→ EXTRACTED MATERIAL
• • • •
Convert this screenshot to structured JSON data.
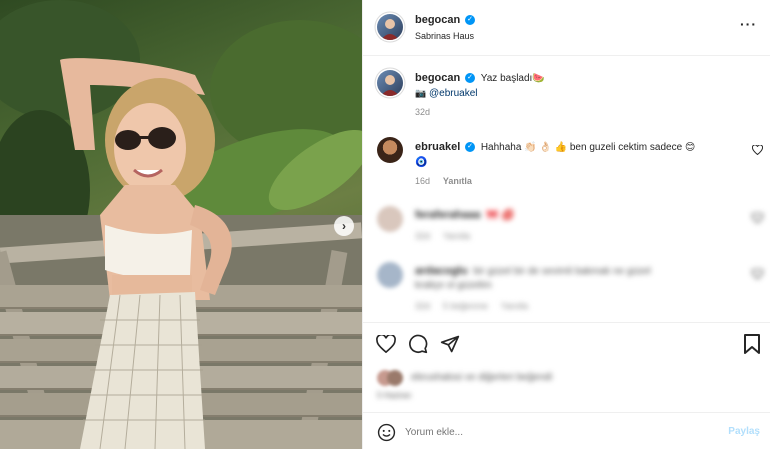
{
  "header": {
    "username": "begocan",
    "location": "Sabrinas Haus",
    "more_label": "···"
  },
  "caption": {
    "username": "begocan",
    "text": "Yaz başladı🍉",
    "mention_icon": "📷",
    "mention": "@ebruakel",
    "time": "32d"
  },
  "comments": [
    {
      "username": "ebruakel",
      "text": "Hahhaha 👏🏻 👌🏻 👍 ben guzeli cektim sadece 😊",
      "badge": "🧿",
      "time": "16d",
      "reply_label": "Yanıtla"
    },
    {
      "username": "feraferahaaa",
      "text": "🎀 💋",
      "time": "32d",
      "reply_label": "Yanıtla"
    },
    {
      "username": "ardacoglu",
      "text": "bir güzel bir de sevimli bakmak ne güzel",
      "text2": "kraliçe ol güzelim",
      "time": "32d",
      "likes_label": "5 beğenme",
      "reply_label": "Yanıtla"
    }
  ],
  "likes": {
    "text": "ebrushalosi ve diğerleri beğendi",
    "date": "5 Haziran"
  },
  "comment_box": {
    "placeholder": "Yorum ekle...",
    "post_label": "Paylaş"
  },
  "icons": {
    "like": "heart-icon",
    "comment": "comment-icon",
    "share": "paper-plane-icon",
    "save": "bookmark-icon",
    "emoji": "smiley-icon",
    "next": "chevron-right-icon"
  },
  "colors": {
    "verified": "#0095f6",
    "link": "#00376b",
    "post_disabled": "#b2dffc"
  }
}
• • • •
Exactly as written, return every line of the listing, but not the pictures.

Convert this screenshot to structured JSON data.
{
  "header": {
    "username": "begocan",
    "location": "Sabrinas Haus",
    "more_label": "···"
  },
  "caption": {
    "username": "begocan",
    "text": "Yaz başladı🍉",
    "mention_icon": "📷",
    "mention": "@ebruakel",
    "time": "32d"
  },
  "comments": [
    {
      "username": "ebruakel",
      "text": "Hahhaha 👏🏻 👌🏻 👍 ben guzeli cektim sadece 😊",
      "badge": "🧿",
      "time": "16d",
      "reply_label": "Yanıtla"
    },
    {
      "username": "feraferahaaa",
      "text": "🎀 💋",
      "time": "32d",
      "reply_label": "Yanıtla"
    },
    {
      "username": "ardacoglu",
      "text": "bir güzel bir de sevimli bakmak ne güzel",
      "text2": "kraliçe ol güzelim",
      "time": "32d",
      "likes_label": "5 beğenme",
      "reply_label": "Yanıtla"
    }
  ],
  "likes": {
    "text": "ebrushalosi ve diğerleri beğendi",
    "date": "5 Haziran"
  },
  "comment_box": {
    "placeholder": "Yorum ekle...",
    "post_label": "Paylaş"
  },
  "icons": {
    "like": "heart-icon",
    "comment": "comment-icon",
    "share": "paper-plane-icon",
    "save": "bookmark-icon",
    "emoji": "smiley-icon",
    "next": "chevron-right-icon"
  },
  "colors": {
    "verified": "#0095f6",
    "link": "#00376b",
    "post_disabled": "#b2dffc"
  }
}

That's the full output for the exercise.